---- DATA SUPPLIED

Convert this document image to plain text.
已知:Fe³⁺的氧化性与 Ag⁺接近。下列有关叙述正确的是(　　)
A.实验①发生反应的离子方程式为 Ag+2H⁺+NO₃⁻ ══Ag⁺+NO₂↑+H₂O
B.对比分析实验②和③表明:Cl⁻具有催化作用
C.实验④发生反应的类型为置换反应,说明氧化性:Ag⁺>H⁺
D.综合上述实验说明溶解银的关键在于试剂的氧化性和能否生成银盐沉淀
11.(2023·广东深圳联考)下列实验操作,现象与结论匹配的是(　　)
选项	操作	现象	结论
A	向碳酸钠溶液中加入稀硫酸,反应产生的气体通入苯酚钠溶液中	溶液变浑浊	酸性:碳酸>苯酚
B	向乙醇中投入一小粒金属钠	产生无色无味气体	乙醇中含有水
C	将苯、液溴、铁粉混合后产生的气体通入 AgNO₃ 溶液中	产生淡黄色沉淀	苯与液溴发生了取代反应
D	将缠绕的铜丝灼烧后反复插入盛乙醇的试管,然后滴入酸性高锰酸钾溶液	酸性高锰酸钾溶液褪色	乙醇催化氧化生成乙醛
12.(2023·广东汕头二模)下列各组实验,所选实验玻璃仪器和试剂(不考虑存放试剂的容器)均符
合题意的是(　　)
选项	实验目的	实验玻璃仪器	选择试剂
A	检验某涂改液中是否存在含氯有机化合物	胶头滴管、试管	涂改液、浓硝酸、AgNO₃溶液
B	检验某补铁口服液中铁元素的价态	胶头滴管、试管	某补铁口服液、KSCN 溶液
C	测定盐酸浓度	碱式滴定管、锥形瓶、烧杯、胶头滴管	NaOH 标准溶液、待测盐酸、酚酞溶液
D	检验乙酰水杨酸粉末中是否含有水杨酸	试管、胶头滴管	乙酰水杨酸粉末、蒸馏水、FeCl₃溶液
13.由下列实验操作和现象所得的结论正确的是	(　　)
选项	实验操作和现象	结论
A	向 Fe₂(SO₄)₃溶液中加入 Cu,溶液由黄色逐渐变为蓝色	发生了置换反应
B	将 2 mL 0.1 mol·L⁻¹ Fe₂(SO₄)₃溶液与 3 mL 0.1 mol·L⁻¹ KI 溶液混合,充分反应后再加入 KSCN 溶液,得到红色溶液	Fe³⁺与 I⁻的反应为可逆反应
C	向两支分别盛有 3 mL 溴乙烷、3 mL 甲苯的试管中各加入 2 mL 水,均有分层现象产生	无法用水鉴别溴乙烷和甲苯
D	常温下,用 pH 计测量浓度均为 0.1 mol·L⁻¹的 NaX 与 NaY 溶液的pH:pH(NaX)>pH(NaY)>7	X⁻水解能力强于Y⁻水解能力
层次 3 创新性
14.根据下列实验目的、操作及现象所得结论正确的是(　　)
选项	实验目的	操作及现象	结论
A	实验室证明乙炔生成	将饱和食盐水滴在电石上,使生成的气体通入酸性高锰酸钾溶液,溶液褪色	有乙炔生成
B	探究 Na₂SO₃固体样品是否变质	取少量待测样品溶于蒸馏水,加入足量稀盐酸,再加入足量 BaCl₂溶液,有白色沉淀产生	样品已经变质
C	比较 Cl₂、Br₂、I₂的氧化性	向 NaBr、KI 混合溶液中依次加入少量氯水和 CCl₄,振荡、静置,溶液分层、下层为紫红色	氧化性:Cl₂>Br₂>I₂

--------

Quote every record above exactly.

▸ EXERCISE SOLUTION:
Convert this document image to plain text.
已知:Fe³⁺的氧化性与 Ag⁺接近。下列有关叙述正确的是(　　)
A.实验①发生反应的离子方程式为 Ag+2H⁺+NO₃⁻ ══Ag⁺+NO₂↑+H₂O
B.对比分析实验②和③表明:Cl⁻具有催化作用
C.实验④发生反应的类型为置换反应,说明氧化性:Ag⁺>H⁺
D.综合上述实验说明溶解银的关键在于试剂的氧化性和能否生成银盐沉淀
11.(2023·广东深圳联考)下列实验操作,现象与结论匹配的是(　　)
选项	操作	现象	结论
A	向碳酸钠溶液中加入稀硫酸,反应产生的气体通入苯酚钠溶液中	溶液变浑浊	酸性:碳酸>苯酚
B	向乙醇中投入一小粒金属钠	产生无色无味气体	乙醇中含有水
C	将苯、液溴、铁粉混合后产生的气体通入 AgNO₃ 溶液中	产生淡黄色沉淀	苯与液溴发生了取代反应
D	将缠绕的铜丝灼烧后反复插入盛乙醇的试管,然后滴入酸性高锰酸钾溶液	酸性高锰酸钾溶液褪色	乙醇催化氧化生成乙醛
12.(2023·广东汕头二模)下列各组实验,所选实验玻璃仪器和试剂(不考虑存放试剂的容器)均符
合题意的是(　　)
选项	实验目的	实验玻璃仪器	选择试剂
A	检验某涂改液中是否存在含氯有机化合物	胶头滴管、试管	涂改液、浓硝酸、AgNO₃溶液
B	检验某补铁口服液中铁元素的价态	胶头滴管、试管	某补铁口服液、KSCN 溶液
C	测定盐酸浓度	碱式滴定管、锥形瓶、烧杯、胶头滴管	NaOH 标准溶液、待测盐酸、酚酞溶液
D	检验乙酰水杨酸粉末中是否含有水杨酸	试管、胶头滴管	乙酰水杨酸粉末、蒸馏水、FeCl₃溶液
13.由下列实验操作和现象所得的结论正确的是	(　　)
选项	实验操作和现象	结论
A	向 Fe₂(SO₄)₃溶液中加入 Cu,溶液由黄色逐渐变为蓝色	发生了置换反应
B	将 2 mL 0.1 mol·L⁻¹ Fe₂(SO₄)₃溶液与 3 mL 0.1 mol·L⁻¹ KI 溶液混合,充分反应后再加入 KSCN 溶液,得到红色溶液	Fe³⁺与 I⁻的反应为可逆反应
C	向两支分别盛有 3 mL 溴乙烷、3 mL 甲苯的试管中各加入 2 mL 水,均有分层现象产生	无法用水鉴别溴乙烷和甲苯
D	常温下,用 pH 计测量浓度均为 0.1 mol·L⁻¹的 NaX 与 NaY 溶液的pH:pH(NaX)>pH(NaY)>7	X⁻水解能力强于Y⁻水解能力
层次 3 创新性
14.根据下列实验目的、操作及现象所得结论正确的是(　　)
选项	实验目的	操作及现象	结论
A	实验室证明乙炔生成	将饱和食盐水滴在电石上,使生成的气体通入酸性高锰酸钾溶液,溶液褪色	有乙炔生成
B	探究 Na₂SO₃固体样品是否变质	取少量待测样品溶于蒸馏水,加入足量稀盐酸,再加入足量 BaCl₂溶液,有白色沉淀产生	样品已经变质
C	比较 Cl₂、Br₂、I₂的氧化性	向 NaBr、KI 混合溶液中依次加入少量氯水和 CCl₄,振荡、静置,溶液分层、下层为紫红色	氧化性:Cl₂>Br₂>I₂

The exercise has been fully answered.